Data for processing:
····················
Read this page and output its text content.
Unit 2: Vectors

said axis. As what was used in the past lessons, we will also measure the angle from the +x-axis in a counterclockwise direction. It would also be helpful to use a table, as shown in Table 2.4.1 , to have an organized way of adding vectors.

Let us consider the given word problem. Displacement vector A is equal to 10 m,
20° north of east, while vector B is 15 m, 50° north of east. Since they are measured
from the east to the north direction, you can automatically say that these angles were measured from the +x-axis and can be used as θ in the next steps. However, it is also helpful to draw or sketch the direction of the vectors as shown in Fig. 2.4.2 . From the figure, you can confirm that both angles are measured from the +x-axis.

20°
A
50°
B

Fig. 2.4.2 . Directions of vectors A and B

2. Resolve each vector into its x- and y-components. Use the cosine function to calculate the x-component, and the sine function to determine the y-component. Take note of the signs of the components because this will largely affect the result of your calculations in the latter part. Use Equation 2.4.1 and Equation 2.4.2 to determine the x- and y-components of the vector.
····················
Extract the complete listing verbatim.

Read this page and output its text content.
Unit 2: Vectors

said axis. As what was used in the past lessons, we will also measure the angle from the +x-axis in a counterclockwise direction. It would also be helpful to use a table, as shown in Table 2.4.1 , to have an organized way of adding vectors.

Let us consider the given word problem. Displacement vector A is equal to 10 m,
20° north of east, while vector B is 15 m, 50° north of east. Since they are measured
from the east to the north direction, you can automatically say that these angles were measured from the +x-axis and can be used as θ in the next steps. However, it is also helpful to draw or sketch the direction of the vectors as shown in Fig. 2.4.2 . From the figure, you can confirm that both angles are measured from the +x-axis.

20°
A
50°
B

Fig. 2.4.2 . Directions of vectors A and B

2. Resolve each vector into its x- and y-components. Use the cosine function to calculate the x-component, and the sine function to determine the y-component. Take note of the signs of the components because this will largely affect the result of your calculations in the latter part. Use Equation 2.4.1 and Equation 2.4.2 to determine the x- and y-components of the vector.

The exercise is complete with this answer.